_WORK TO DO:_
Return every line of the data below that includes the string "былъ".

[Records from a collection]
########

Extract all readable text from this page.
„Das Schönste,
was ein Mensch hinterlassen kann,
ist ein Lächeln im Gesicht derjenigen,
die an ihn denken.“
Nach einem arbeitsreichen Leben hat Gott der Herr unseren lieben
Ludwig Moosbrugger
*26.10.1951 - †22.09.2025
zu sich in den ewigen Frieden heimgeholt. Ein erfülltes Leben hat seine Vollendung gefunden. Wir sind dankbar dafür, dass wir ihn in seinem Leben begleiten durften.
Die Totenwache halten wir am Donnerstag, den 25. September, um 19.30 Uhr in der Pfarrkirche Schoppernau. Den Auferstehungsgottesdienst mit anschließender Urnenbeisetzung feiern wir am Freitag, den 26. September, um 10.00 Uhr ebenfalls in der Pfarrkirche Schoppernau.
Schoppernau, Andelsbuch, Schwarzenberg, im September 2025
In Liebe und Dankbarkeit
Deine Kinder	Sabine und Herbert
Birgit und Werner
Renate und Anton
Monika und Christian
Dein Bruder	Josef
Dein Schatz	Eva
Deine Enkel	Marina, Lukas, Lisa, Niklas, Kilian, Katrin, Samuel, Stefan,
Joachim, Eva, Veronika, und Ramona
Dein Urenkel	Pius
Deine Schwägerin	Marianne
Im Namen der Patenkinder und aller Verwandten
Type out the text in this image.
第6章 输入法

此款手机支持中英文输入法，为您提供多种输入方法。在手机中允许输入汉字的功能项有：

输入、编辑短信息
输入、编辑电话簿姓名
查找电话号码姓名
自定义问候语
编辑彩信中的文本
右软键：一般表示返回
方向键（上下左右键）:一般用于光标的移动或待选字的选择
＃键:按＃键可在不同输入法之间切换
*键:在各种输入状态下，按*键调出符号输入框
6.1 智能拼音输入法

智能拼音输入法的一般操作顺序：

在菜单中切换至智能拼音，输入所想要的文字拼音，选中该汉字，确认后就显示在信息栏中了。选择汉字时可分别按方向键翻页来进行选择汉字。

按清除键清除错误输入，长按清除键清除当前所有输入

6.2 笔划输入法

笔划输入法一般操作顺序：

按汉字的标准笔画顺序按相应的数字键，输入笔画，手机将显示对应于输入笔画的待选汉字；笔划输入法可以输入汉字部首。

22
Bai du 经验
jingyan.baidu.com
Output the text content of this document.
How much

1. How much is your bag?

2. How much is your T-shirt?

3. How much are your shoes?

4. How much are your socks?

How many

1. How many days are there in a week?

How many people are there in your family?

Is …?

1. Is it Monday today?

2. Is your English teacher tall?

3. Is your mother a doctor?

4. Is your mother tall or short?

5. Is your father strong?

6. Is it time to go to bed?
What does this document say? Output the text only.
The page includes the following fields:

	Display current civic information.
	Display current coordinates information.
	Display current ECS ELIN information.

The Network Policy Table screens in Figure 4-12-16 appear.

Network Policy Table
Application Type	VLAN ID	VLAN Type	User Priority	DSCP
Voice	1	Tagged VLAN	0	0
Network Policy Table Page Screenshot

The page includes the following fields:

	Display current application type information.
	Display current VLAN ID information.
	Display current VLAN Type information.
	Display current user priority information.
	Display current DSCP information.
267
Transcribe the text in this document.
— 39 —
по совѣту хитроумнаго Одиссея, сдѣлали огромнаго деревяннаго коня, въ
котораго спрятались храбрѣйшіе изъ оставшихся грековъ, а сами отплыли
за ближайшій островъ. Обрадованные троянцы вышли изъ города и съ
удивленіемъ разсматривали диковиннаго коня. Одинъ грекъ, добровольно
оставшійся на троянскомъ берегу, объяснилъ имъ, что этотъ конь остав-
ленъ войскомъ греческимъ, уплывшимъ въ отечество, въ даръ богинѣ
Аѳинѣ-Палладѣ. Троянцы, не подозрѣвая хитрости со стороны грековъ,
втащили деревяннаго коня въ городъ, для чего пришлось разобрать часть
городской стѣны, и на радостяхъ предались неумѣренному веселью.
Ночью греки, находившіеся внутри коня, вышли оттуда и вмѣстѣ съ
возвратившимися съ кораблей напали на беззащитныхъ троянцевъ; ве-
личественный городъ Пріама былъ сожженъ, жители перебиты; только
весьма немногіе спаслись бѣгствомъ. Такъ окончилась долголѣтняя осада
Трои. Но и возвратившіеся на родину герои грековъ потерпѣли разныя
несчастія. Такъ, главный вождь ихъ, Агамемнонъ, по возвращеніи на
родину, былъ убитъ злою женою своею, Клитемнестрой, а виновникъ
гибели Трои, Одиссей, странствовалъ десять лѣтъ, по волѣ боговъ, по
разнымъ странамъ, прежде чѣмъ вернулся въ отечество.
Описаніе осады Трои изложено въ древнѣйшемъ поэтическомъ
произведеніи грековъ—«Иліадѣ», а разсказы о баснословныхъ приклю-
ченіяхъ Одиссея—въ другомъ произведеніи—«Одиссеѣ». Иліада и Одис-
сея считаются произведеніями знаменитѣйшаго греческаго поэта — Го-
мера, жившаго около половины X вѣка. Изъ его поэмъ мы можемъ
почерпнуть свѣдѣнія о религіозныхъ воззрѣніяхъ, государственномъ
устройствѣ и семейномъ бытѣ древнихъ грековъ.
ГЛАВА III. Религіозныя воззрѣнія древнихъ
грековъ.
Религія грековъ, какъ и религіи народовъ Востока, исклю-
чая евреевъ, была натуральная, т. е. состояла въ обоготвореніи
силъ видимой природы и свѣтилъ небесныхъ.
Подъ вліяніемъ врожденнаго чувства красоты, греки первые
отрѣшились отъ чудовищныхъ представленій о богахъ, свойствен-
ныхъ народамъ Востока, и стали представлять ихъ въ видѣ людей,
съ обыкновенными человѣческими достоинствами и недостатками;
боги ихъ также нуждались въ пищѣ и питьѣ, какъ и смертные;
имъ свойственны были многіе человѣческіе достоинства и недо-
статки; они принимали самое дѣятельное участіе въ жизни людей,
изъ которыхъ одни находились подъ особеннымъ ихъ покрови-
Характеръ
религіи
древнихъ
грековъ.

########

_ANSWER TO THE PROBLEM:_
личественный городъ Пріама былъ сожженъ, жители перебиты; только
родину, былъ убитъ злою женою своею, Клитемнестрой, а виновникъ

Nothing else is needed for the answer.